→ **EXERCISE BRIEF**:
Give every entry again, word for word.
## begin INPUT ROWS
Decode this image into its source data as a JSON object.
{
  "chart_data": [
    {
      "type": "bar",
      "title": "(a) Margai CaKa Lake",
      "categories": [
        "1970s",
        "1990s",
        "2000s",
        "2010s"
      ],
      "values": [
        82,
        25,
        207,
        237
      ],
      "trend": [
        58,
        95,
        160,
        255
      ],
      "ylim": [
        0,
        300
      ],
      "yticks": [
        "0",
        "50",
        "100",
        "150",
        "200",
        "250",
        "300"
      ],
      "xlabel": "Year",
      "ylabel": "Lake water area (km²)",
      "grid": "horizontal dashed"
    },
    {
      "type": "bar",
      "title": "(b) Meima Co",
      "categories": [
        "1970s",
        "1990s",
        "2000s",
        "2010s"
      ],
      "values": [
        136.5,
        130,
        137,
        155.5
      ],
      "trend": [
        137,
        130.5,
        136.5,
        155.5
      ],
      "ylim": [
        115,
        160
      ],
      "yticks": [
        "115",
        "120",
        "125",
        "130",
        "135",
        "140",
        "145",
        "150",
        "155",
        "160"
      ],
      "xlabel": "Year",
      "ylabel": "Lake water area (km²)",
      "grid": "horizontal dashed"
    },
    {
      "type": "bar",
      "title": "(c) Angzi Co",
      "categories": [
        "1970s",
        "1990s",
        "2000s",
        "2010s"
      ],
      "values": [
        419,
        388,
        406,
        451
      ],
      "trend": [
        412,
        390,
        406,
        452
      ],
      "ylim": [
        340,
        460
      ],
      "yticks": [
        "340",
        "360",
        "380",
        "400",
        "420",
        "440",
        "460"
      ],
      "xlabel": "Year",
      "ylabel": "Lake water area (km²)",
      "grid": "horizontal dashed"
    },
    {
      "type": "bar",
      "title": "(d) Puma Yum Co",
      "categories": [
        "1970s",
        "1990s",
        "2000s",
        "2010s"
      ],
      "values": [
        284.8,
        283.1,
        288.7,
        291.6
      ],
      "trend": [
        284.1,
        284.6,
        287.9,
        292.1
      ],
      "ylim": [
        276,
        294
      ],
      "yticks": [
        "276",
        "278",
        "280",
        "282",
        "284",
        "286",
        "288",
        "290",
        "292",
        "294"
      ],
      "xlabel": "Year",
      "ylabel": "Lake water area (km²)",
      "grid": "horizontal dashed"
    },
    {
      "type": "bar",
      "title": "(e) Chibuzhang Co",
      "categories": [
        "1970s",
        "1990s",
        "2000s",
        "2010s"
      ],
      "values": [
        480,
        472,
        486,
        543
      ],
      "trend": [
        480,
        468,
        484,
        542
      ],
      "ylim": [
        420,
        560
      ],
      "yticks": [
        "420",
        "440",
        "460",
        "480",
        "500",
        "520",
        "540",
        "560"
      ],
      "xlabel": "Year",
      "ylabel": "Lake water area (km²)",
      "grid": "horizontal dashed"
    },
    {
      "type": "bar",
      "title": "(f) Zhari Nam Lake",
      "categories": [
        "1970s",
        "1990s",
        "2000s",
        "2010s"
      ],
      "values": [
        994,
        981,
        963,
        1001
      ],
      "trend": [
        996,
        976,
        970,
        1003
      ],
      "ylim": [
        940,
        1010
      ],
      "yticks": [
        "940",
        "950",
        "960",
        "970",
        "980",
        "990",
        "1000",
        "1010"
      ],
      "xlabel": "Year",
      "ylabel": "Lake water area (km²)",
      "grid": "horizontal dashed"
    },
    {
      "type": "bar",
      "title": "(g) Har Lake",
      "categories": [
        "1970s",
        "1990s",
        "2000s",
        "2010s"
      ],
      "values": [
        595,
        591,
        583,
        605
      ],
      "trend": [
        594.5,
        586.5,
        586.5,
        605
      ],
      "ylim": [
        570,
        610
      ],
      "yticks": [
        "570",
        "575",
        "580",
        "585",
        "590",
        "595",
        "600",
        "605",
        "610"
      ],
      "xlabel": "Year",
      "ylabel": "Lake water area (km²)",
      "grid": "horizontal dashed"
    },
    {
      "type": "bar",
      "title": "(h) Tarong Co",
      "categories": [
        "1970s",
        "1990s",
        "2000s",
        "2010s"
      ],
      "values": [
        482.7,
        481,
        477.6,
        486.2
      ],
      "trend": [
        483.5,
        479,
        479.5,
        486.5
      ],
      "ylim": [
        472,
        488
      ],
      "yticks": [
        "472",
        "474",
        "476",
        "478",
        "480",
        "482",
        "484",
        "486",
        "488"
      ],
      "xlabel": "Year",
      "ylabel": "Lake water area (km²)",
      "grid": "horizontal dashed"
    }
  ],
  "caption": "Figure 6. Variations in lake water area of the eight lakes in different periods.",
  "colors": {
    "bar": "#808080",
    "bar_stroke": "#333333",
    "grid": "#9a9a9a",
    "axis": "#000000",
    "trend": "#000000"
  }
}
## end INPUT ROWS
→ **ANSWER FOR THIS EXERCISE**:
Decode this image into its source data as a JSON object.
{
  "chart_data": [
    {
      "type": "bar",
      "title": "(a) Margai CaKa Lake",
      "categories": [
        "1970s",
        "1990s",
        "2000s",
        "2010s"
      ],
      "values": [
        82,
        25,
        207,
        237
      ],
      "trend": [
        58,
        95,
        160,
        255
      ],
      "ylim": [
        0,
        300
      ],
      "yticks": [
        "0",
        "50",
        "100",
        "150",
        "200",
        "250",
        "300"
      ],
      "xlabel": "Year",
      "ylabel": "Lake water area (km²)",
      "grid": "horizontal dashed"
    },
    {
      "type": "bar",
      "title": "(b) Meima Co",
      "categories": [
        "1970s",
        "1990s",
        "2000s",
        "2010s"
      ],
      "values": [
        136.5,
        130,
        137,
        155.5
      ],
      "trend": [
        137,
        130.5,
        136.5,
        155.5
      ],
      "ylim": [
        115,
        160
      ],
      "yticks": [
        "115",
        "120",
        "125",
        "130",
        "135",
        "140",
        "145",
        "150",
        "155",
        "160"
      ],
      "xlabel": "Year",
      "ylabel": "Lake water area (km²)",
      "grid": "horizontal dashed"
    },
    {
      "type": "bar",
      "title": "(c) Angzi Co",
      "categories": [
        "1970s",
        "1990s",
        "2000s",
        "2010s"
      ],
      "values": [
        419,
        388,
        406,
        451
      ],
      "trend": [
        412,
        390,
        406,
        452
      ],
      "ylim": [
        340,
        460
      ],
      "yticks": [
        "340",
        "360",
        "380",
        "400",
        "420",
        "440",
        "460"
      ],
      "xlabel": "Year",
      "ylabel": "Lake water area (km²)",
      "grid": "horizontal dashed"
    },
    {
      "type": "bar",
      "title": "(d) Puma Yum Co",
      "categories": [
        "1970s",
        "1990s",
        "2000s",
        "2010s"
      ],
      "values": [
        284.8,
        283.1,
        288.7,
        291.6
      ],
      "trend": [
        284.1,
        284.6,
        287.9,
        292.1
      ],
      "ylim": [
        276,
        294
      ],
      "yticks": [
        "276",
        "278",
        "280",
        "282",
        "284",
        "286",
        "288",
        "290",
        "292",
        "294"
      ],
      "xlabel": "Year",
      "ylabel": "Lake water area (km²)",
      "grid": "horizontal dashed"
    },
    {
      "type": "bar",
      "title": "(e) Chibuzhang Co",
      "categories": [
        "1970s",
        "1990s",
        "2000s",
        "2010s"
      ],
      "values": [
        480,
        472,
        486,
        543
      ],
      "trend": [
        480,
        468,
        484,
        542
      ],
      "ylim": [
        420,
        560
      ],
      "yticks": [
        "420",
        "440",
        "460",
        "480",
        "500",
        "520",
        "540",
        "560"
      ],
      "xlabel": "Year",
      "ylabel": "Lake water area (km²)",
      "grid": "horizontal dashed"
    },
    {
      "type": "bar",
      "title": "(f) Zhari Nam Lake",
      "categories": [
        "1970s",
        "1990s",
        "2000s",
        "2010s"
      ],
      "values": [
        994,
        981,
        963,
        1001
      ],
      "trend": [
        996,
        976,
        970,
        1003
      ],
      "ylim": [
        940,
        1010
      ],
      "yticks": [
        "940",
        "950",
        "960",
        "970",
        "980",
        "990",
        "1000",
        "1010"
      ],
      "xlabel": "Year",
      "ylabel": "Lake water area (km²)",
      "grid": "horizontal dashed"
    },
    {
      "type": "bar",
      "title": "(g) Har Lake",
      "categories": [
        "1970s",
        "1990s",
        "2000s",
        "2010s"
      ],
      "values": [
        595,
        591,
        583,
        605
      ],
      "trend": [
        594.5,
        586.5,
        586.5,
        605
      ],
      "ylim": [
        570,
        610
      ],
      "yticks": [
        "570",
        "575",
        "580",
        "585",
        "590",
        "595",
        "600",
        "605",
        "610"
      ],
      "xlabel": "Year",
      "ylabel": "Lake water area (km²)",
      "grid": "horizontal dashed"
    },
    {
      "type": "bar",
      "title": "(h) Tarong Co",
      "categories": [
        "1970s",
        "1990s",
        "2000s",
        "2010s"
      ],
      "values": [
        482.7,
        481,
        477.6,
        486.2
      ],
      "trend": [
        483.5,
        479,
        479.5,
        486.5
      ],
      "ylim": [
        472,
        488
      ],
      "yticks": [
        "472",
        "474",
        "476",
        "478",
        "480",
        "482",
        "484",
        "486",
        "488"
      ],
      "xlabel": "Year",
      "ylabel": "Lake water area (km²)",
      "grid": "horizontal dashed"
    }
  ],
  "caption": "Figure 6. Variations in lake water area of the eight lakes in different periods.",
  "colors": {
    "bar": "#808080",
    "bar_stroke": "#333333",
    "grid": "#9a9a9a",
    "axis": "#000000",
    "trend": "#000000"
  }
}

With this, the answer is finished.